Work required: Make an exact copy of the entries below.

Dataset listings of figures
◇ ◇ ◇ ◇ ◇ ◇ ◇
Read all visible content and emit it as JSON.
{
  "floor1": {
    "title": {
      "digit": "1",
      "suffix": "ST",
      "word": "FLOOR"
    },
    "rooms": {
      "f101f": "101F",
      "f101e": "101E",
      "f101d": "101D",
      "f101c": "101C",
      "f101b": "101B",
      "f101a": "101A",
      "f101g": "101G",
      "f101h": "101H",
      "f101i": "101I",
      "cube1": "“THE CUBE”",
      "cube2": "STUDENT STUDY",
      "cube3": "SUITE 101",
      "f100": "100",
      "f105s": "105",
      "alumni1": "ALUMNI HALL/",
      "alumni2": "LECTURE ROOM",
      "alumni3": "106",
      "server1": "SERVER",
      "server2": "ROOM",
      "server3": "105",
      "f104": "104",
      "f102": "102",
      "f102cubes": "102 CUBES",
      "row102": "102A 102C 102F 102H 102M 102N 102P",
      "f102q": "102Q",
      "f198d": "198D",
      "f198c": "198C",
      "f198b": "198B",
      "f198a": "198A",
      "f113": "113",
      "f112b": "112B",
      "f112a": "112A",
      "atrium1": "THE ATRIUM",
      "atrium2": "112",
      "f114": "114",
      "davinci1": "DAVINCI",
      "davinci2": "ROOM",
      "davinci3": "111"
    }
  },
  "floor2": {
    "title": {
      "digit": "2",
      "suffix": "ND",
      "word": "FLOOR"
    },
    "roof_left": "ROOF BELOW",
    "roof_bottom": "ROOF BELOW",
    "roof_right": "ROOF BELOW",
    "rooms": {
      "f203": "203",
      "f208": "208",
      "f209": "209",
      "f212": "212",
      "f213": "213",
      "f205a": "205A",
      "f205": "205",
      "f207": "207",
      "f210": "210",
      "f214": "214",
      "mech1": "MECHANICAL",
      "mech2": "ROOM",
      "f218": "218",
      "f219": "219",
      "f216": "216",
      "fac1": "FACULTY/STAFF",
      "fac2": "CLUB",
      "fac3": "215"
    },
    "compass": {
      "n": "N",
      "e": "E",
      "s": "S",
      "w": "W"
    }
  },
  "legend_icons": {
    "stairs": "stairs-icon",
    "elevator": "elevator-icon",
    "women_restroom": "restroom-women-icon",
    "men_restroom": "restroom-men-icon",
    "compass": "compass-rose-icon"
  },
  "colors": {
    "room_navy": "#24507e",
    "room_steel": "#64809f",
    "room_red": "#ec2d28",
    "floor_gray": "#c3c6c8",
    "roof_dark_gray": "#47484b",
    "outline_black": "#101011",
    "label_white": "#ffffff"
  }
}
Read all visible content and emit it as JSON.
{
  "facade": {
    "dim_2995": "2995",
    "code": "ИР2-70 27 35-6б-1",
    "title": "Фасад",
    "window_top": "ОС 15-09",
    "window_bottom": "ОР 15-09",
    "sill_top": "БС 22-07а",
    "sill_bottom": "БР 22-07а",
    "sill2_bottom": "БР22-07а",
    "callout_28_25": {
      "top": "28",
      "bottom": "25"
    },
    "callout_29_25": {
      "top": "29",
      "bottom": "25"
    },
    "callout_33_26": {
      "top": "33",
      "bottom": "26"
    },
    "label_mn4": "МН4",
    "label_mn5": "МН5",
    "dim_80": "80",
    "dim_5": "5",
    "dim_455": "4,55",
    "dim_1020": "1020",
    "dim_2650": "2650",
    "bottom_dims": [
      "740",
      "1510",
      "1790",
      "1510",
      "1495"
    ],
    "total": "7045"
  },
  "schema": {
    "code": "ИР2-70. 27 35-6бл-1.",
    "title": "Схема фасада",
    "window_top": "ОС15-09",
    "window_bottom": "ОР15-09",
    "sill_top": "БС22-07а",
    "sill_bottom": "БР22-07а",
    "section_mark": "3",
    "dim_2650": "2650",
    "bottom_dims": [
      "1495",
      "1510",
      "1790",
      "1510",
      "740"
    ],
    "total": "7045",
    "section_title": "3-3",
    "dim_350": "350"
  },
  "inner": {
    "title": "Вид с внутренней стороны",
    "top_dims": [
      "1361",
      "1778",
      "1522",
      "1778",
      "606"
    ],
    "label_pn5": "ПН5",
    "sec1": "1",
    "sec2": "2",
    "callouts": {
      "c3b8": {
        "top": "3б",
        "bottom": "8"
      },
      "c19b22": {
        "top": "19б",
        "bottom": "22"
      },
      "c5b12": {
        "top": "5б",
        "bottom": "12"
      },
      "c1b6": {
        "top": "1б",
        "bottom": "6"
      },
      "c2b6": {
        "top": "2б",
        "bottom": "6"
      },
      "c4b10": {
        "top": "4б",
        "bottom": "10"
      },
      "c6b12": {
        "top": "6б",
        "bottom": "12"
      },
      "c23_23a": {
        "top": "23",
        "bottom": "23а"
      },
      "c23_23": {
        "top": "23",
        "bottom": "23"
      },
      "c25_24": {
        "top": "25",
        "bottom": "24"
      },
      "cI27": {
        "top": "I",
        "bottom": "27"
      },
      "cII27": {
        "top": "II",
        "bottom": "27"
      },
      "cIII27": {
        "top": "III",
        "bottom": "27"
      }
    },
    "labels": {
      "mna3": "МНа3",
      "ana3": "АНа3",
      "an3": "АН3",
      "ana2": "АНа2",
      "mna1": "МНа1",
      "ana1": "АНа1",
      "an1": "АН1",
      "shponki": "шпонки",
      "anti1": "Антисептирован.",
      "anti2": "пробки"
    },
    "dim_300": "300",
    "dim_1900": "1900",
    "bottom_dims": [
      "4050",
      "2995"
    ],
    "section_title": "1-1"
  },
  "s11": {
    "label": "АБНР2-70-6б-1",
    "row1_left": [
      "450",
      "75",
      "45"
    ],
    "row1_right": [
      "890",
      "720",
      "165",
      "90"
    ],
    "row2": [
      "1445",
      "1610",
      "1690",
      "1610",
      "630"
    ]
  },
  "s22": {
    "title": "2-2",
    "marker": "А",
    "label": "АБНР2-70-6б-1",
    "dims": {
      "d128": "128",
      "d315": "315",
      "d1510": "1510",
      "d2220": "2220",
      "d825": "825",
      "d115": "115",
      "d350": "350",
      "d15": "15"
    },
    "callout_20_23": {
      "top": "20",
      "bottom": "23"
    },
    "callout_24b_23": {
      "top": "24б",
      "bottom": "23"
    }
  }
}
◇ ◇ ◇ ◇ ◇ ◇ ◇
Result of this task:
Read all visible content and emit it as JSON.
{
  "floor1": {
    "title": {
      "digit": "1",
      "suffix": "ST",
      "word": "FLOOR"
    },
    "rooms": {
      "f101f": "101F",
      "f101e": "101E",
      "f101d": "101D",
      "f101c": "101C",
      "f101b": "101B",
      "f101a": "101A",
      "f101g": "101G",
      "f101h": "101H",
      "f101i": "101I",
      "cube1": "“THE CUBE”",
      "cube2": "STUDENT STUDY",
      "cube3": "SUITE 101",
      "f100": "100",
      "f105s": "105",
      "alumni1": "ALUMNI HALL/",
      "alumni2": "LECTURE ROOM",
      "alumni3": "106",
      "server1": "SERVER",
      "server2": "ROOM",
      "server3": "105",
      "f104": "104",
      "f102": "102",
      "f102cubes": "102 CUBES",
      "row102": "102A 102C 102F 102H 102M 102N 102P",
      "f102q": "102Q",
      "f198d": "198D",
      "f198c": "198C",
      "f198b": "198B",
      "f198a": "198A",
      "f113": "113",
      "f112b": "112B",
      "f112a": "112A",
      "atrium1": "THE ATRIUM",
      "atrium2": "112",
      "f114": "114",
      "davinci1": "DAVINCI",
      "davinci2": "ROOM",
      "davinci3": "111"
    }
  },
  "floor2": {
    "title": {
      "digit": "2",
      "suffix": "ND",
      "word": "FLOOR"
    },
    "roof_left": "ROOF BELOW",
    "roof_bottom": "ROOF BELOW",
    "roof_right": "ROOF BELOW",
    "rooms": {
      "f203": "203",
      "f208": "208",
      "f209": "209",
      "f212": "212",
      "f213": "213",
      "f205a": "205A",
      "f205": "205",
      "f207": "207",
      "f210": "210",
      "f214": "214",
      "mech1": "MECHANICAL",
      "mech2": "ROOM",
      "f218": "218",
      "f219": "219",
      "f216": "216",
      "fac1": "FACULTY/STAFF",
      "fac2": "CLUB",
      "fac3": "215"
    },
    "compass": {
      "n": "N",
      "e": "E",
      "s": "S",
      "w": "W"
    }
  },
  "legend_icons": {
    "stairs": "stairs-icon",
    "elevator": "elevator-icon",
    "women_restroom": "restroom-women-icon",
    "men_restroom": "restroom-men-icon",
    "compass": "compass-rose-icon"
  },
  "colors": {
    "room_navy": "#24507e",
    "room_steel": "#64809f",
    "room_red": "#ec2d28",
    "floor_gray": "#c3c6c8",
    "roof_dark_gray": "#47484b",
    "outline_black": "#101011",
    "label_white": "#ffffff"
  }
}
Read all visible content and emit it as JSON.
{
  "facade": {
    "dim_2995": "2995",
    "code": "ИР2-70 27 35-6б-1",
    "title": "Фасад",
    "window_top": "ОС 15-09",
    "window_bottom": "ОР 15-09",
    "sill_top": "БС 22-07а",
    "sill_bottom": "БР 22-07а",
    "sill2_bottom": "БР22-07а",
    "callout_28_25": {
      "top": "28",
      "bottom": "25"
    },
    "callout_29_25": {
      "top": "29",
      "bottom": "25"
    },
    "callout_33_26": {
      "top": "33",
      "bottom": "26"
    },
    "label_mn4": "МН4",
    "label_mn5": "МН5",
    "dim_80": "80",
    "dim_5": "5",
    "dim_455": "4,55",
    "dim_1020": "1020",
    "dim_2650": "2650",
    "bottom_dims": [
      "740",
      "1510",
      "1790",
      "1510",
      "1495"
    ],
    "total": "7045"
  },
  "schema": {
    "code": "ИР2-70. 27 35-6бл-1.",
    "title": "Схема фасада",
    "window_top": "ОС15-09",
    "window_bottom": "ОР15-09",
    "sill_top": "БС22-07а",
    "sill_bottom": "БР22-07а",
    "section_mark": "3",
    "dim_2650": "2650",
    "bottom_dims": [
      "1495",
      "1510",
      "1790",
      "1510",
      "740"
    ],
    "total": "7045",
    "section_title": "3-3",
    "dim_350": "350"
  },
  "inner": {
    "title": "Вид с внутренней стороны",
    "top_dims": [
      "1361",
      "1778",
      "1522",
      "1778",
      "606"
    ],
    "label_pn5": "ПН5",
    "sec1": "1",
    "sec2": "2",
    "callouts": {
      "c3b8": {
        "top": "3б",
        "bottom": "8"
      },
      "c19b22": {
        "top": "19б",
        "bottom": "22"
      },
      "c5b12": {
        "top": "5б",
        "bottom": "12"
      },
      "c1b6": {
        "top": "1б",
        "bottom": "6"
      },
      "c2b6": {
        "top": "2б",
        "bottom": "6"
      },
      "c4b10": {
        "top": "4б",
        "bottom": "10"
      },
      "c6b12": {
        "top": "6б",
        "bottom": "12"
      },
      "c23_23a": {
        "top": "23",
        "bottom": "23а"
      },
      "c23_23": {
        "top": "23",
        "bottom": "23"
      },
      "c25_24": {
        "top": "25",
        "bottom": "24"
      },
      "cI27": {
        "top": "I",
        "bottom": "27"
      },
      "cII27": {
        "top": "II",
        "bottom": "27"
      },
      "cIII27": {
        "top": "III",
        "bottom": "27"
      }
    },
    "labels": {
      "mna3": "МНа3",
      "ana3": "АНа3",
      "an3": "АН3",
      "ana2": "АНа2",
      "mna1": "МНа1",
      "ana1": "АНа1",
      "an1": "АН1",
      "shponki": "шпонки",
      "anti1": "Антисептирован.",
      "anti2": "пробки"
    },
    "dim_300": "300",
    "dim_1900": "1900",
    "bottom_dims": [
      "4050",
      "2995"
    ],
    "section_title": "1-1"
  },
  "s11": {
    "label": "АБНР2-70-6б-1",
    "row1_left": [
      "450",
      "75",
      "45"
    ],
    "row1_right": [
      "890",
      "720",
      "165",
      "90"
    ],
    "row2": [
      "1445",
      "1610",
      "1690",
      "1610",
      "630"
    ]
  },
  "s22": {
    "title": "2-2",
    "marker": "А",
    "label": "АБНР2-70-6б-1",
    "dims": {
      "d128": "128",
      "d315": "315",
      "d1510": "1510",
      "d2220": "2220",
      "d825": "825",
      "d115": "115",
      "d350": "350",
      "d15": "15"
    },
    "callout_20_23": {
      "top": "20",
      "bottom": "23"
    },
    "callout_24b_23": {
      "top": "24б",
      "bottom": "23"
    }
  }
}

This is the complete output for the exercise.